[Records from a data source]
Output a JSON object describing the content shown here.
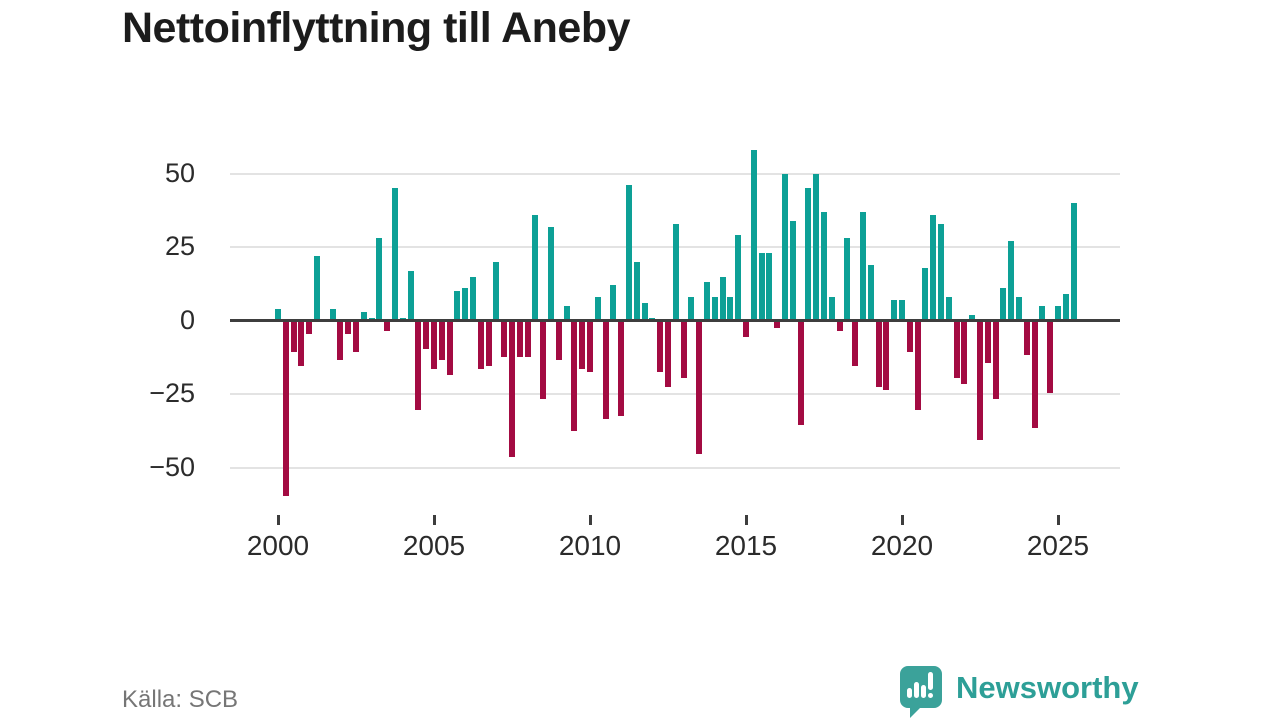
{
  "title": "Nettoinflyttning till Aneby",
  "source_label": "Källa: SCB",
  "brand": {
    "name": "Newsworthy",
    "color": "#2d9f97"
  },
  "colors": {
    "positive_bar": "#0da096",
    "negative_bar": "#a30b42",
    "gridline": "#e3e3e3",
    "zero_line": "#3e3e3e",
    "axis_text": "#2b2b2b",
    "title_text": "#1c1c1c",
    "source_text": "#767676"
  },
  "chart_data": {
    "type": "bar",
    "title": "Nettoinflyttning till Aneby",
    "frequency": "quarterly",
    "start": "2000Q1",
    "end": "2025Q3",
    "grid": "horizontal",
    "legend": "none",
    "y_ticks": [
      50,
      25,
      0,
      -25,
      -50
    ],
    "ylim": [
      -62,
      62
    ],
    "x_tick_years": [
      2000,
      2005,
      2010,
      2015,
      2020,
      2025
    ],
    "x_tick_labels": [
      "2000",
      "2005",
      "2010",
      "2015",
      "2020",
      "2025"
    ],
    "series": [
      {
        "name": "Nettoinflyttning",
        "values": [
          4,
          -59,
          -10,
          -15,
          -4,
          22,
          0,
          4,
          -13,
          -4,
          -10,
          3,
          1,
          28,
          -3,
          45,
          1,
          17,
          -30,
          -9,
          -16,
          -13,
          -18,
          10,
          11,
          15,
          -16,
          -15,
          20,
          -12,
          -46,
          -12,
          -12,
          36,
          -26,
          32,
          -13,
          5,
          -37,
          -16,
          -17,
          8,
          -33,
          12,
          -32,
          46,
          20,
          6,
          1,
          -17,
          -22,
          33,
          -19,
          8,
          -45,
          13,
          8,
          15,
          8,
          29,
          -5,
          58,
          23,
          23,
          -2,
          50,
          34,
          -35,
          45,
          50,
          37,
          8,
          -3,
          28,
          -15,
          37,
          19,
          -22,
          -23,
          7,
          7,
          -10,
          -30,
          18,
          36,
          33,
          8,
          -19,
          -21,
          2,
          -40,
          -14,
          -26,
          11,
          27,
          8,
          -11,
          -36,
          5,
          -24,
          5,
          9,
          40
        ]
      }
    ]
  }
}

- _Written request_:
Transcribe every record above exactly, leaving out the pictures.

- _Task output_:
Output a JSON object describing the content shown here.
{
  "title": "Nettoinflyttning till Aneby",
  "source_label": "Källa: SCB",
  "brand": {
    "name": "Newsworthy",
    "color": "#2d9f97"
  },
  "colors": {
    "positive_bar": "#0da096",
    "negative_bar": "#a30b42",
    "gridline": "#e3e3e3",
    "zero_line": "#3e3e3e",
    "axis_text": "#2b2b2b",
    "title_text": "#1c1c1c",
    "source_text": "#767676"
  },
  "chart_data": {
    "type": "bar",
    "title": "Nettoinflyttning till Aneby",
    "frequency": "quarterly",
    "start": "2000Q1",
    "end": "2025Q3",
    "grid": "horizontal",
    "legend": "none",
    "y_ticks": [
      50,
      25,
      0,
      -25,
      -50
    ],
    "ylim": [
      -62,
      62
    ],
    "x_tick_years": [
      2000,
      2005,
      2010,
      2015,
      2020,
      2025
    ],
    "x_tick_labels": [
      "2000",
      "2005",
      "2010",
      "2015",
      "2020",
      "2025"
    ],
    "series": [
      {
        "name": "Nettoinflyttning",
        "values": [
          4,
          -59,
          -10,
          -15,
          -4,
          22,
          0,
          4,
          -13,
          -4,
          -10,
          3,
          1,
          28,
          -3,
          45,
          1,
          17,
          -30,
          -9,
          -16,
          -13,
          -18,
          10,
          11,
          15,
          -16,
          -15,
          20,
          -12,
          -46,
          -12,
          -12,
          36,
          -26,
          32,
          -13,
          5,
          -37,
          -16,
          -17,
          8,
          -33,
          12,
          -32,
          46,
          20,
          6,
          1,
          -17,
          -22,
          33,
          -19,
          8,
          -45,
          13,
          8,
          15,
          8,
          29,
          -5,
          58,
          23,
          23,
          -2,
          50,
          34,
          -35,
          45,
          50,
          37,
          8,
          -3,
          28,
          -15,
          37,
          19,
          -22,
          -23,
          7,
          7,
          -10,
          -30,
          18,
          36,
          33,
          8,
          -19,
          -21,
          2,
          -40,
          -14,
          -26,
          11,
          27,
          8,
          -11,
          -36,
          5,
          -24,
          5,
          9,
          40
        ]
      }
    ]
  }
}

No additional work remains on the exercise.